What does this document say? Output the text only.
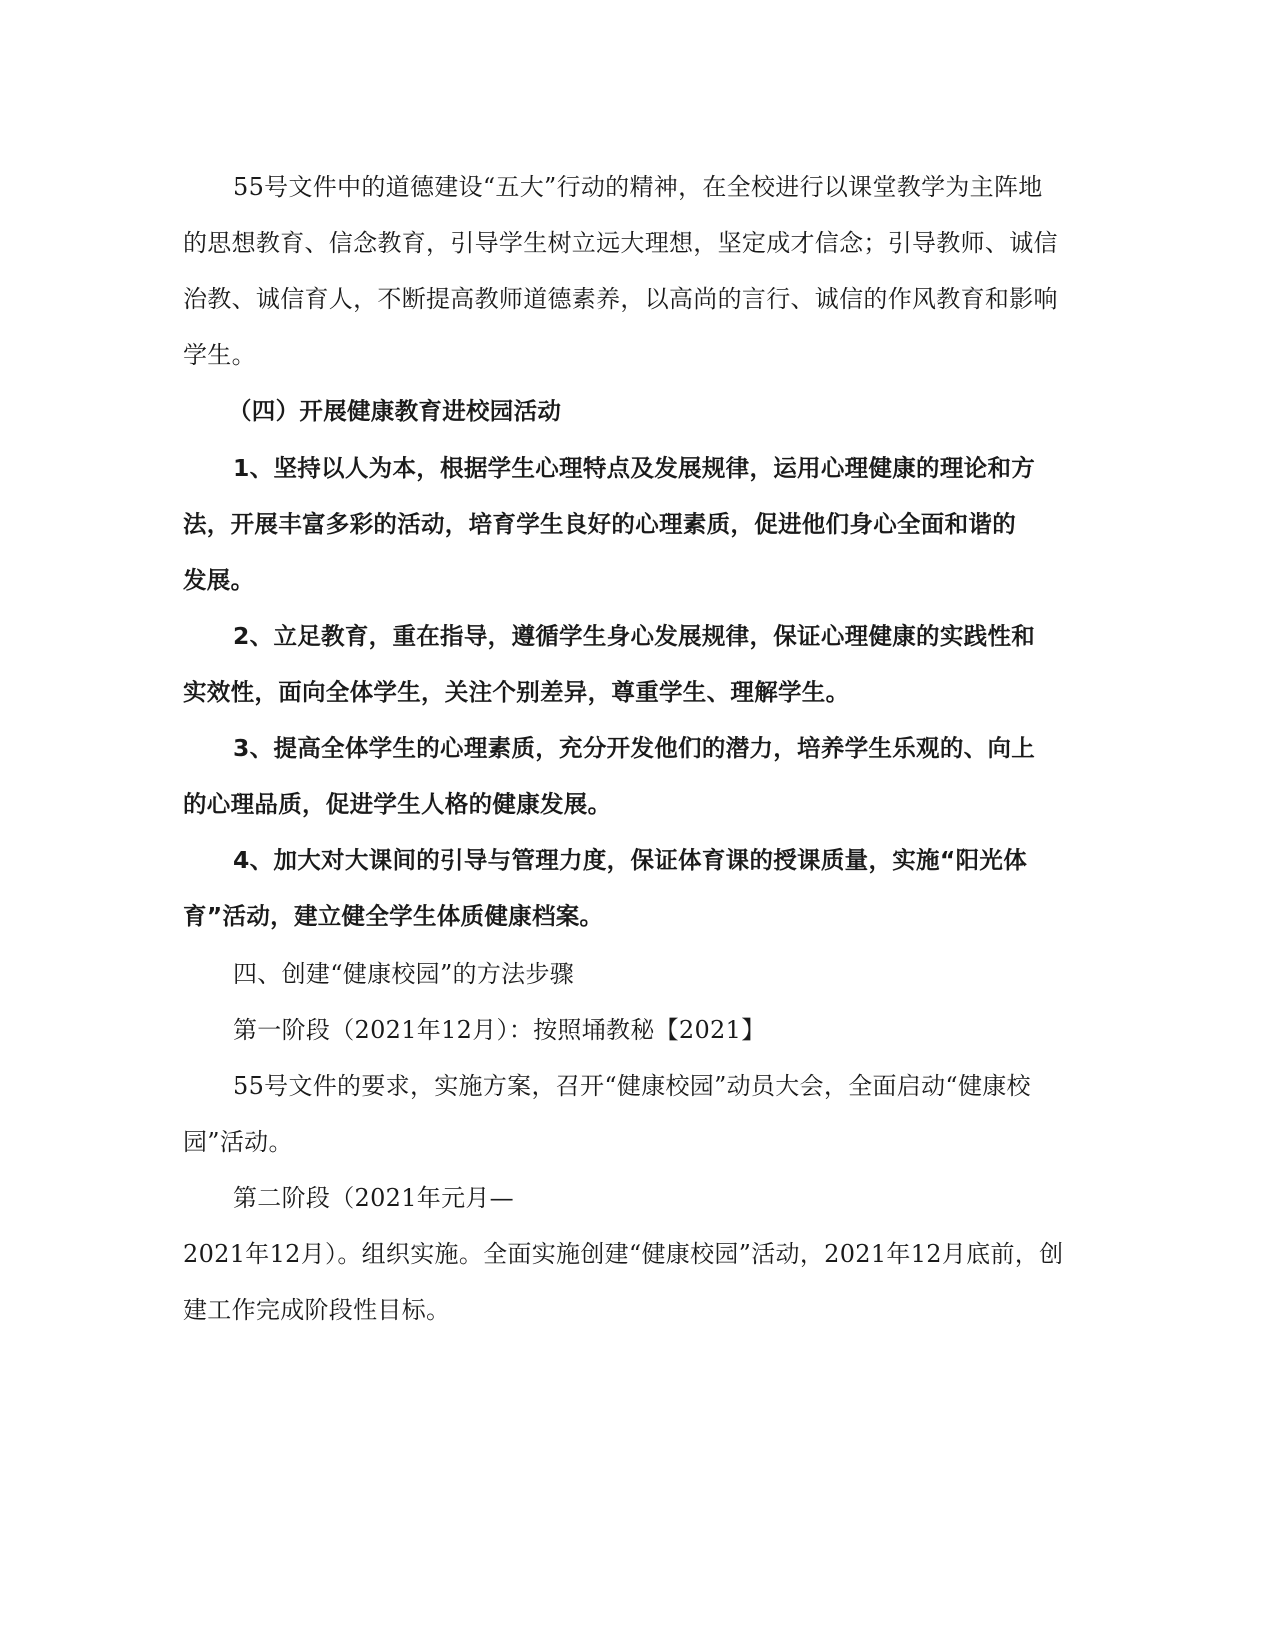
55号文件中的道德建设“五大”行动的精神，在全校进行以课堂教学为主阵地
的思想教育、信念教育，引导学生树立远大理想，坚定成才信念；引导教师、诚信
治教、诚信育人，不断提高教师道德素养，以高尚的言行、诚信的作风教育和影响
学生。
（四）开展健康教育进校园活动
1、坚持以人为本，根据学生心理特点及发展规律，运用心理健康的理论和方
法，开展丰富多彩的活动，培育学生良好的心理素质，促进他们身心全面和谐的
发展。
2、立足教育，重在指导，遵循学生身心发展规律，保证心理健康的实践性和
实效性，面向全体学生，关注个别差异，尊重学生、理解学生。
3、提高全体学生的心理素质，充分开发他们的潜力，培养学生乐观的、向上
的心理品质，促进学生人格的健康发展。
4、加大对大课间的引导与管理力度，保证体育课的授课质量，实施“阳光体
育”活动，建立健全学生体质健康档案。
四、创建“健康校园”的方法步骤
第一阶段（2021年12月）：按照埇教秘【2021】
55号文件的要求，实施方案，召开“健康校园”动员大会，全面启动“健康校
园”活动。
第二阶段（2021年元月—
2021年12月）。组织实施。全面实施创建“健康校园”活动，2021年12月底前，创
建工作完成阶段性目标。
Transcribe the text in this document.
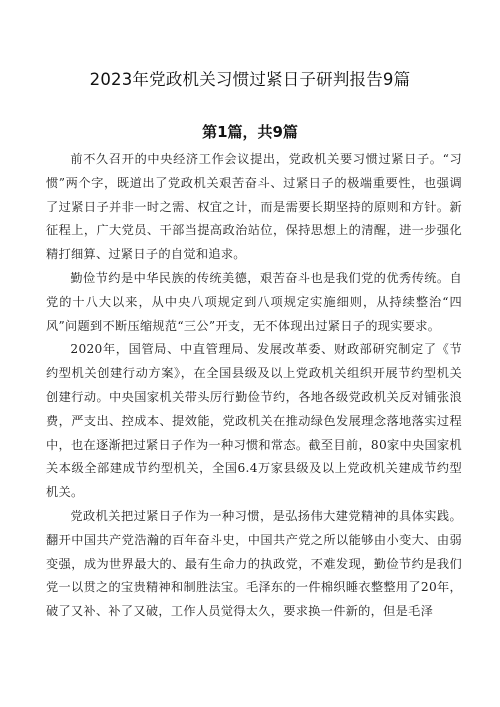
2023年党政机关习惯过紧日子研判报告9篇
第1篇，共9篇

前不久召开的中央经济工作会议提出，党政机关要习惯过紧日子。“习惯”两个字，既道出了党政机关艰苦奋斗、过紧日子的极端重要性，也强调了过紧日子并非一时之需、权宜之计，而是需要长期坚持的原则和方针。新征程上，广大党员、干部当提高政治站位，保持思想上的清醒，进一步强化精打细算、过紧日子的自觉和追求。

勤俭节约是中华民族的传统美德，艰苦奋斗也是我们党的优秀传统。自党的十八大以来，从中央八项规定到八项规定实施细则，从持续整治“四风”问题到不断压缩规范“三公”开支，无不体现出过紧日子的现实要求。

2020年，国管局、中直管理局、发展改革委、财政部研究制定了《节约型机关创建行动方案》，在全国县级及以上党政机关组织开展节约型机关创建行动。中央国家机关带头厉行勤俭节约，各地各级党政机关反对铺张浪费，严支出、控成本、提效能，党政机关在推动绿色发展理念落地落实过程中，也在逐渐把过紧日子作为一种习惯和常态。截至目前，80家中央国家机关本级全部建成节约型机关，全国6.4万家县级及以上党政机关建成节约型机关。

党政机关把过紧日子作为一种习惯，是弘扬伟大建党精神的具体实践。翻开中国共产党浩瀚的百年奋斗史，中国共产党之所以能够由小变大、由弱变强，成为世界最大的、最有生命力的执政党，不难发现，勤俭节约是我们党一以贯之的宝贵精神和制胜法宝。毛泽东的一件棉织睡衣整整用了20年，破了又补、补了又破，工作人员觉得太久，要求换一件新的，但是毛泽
-.-.-
To do
Copy down every line of the material above that includes the string "document".

Written solution
What does this document say? Output the text only.
Transcribe the text in this document.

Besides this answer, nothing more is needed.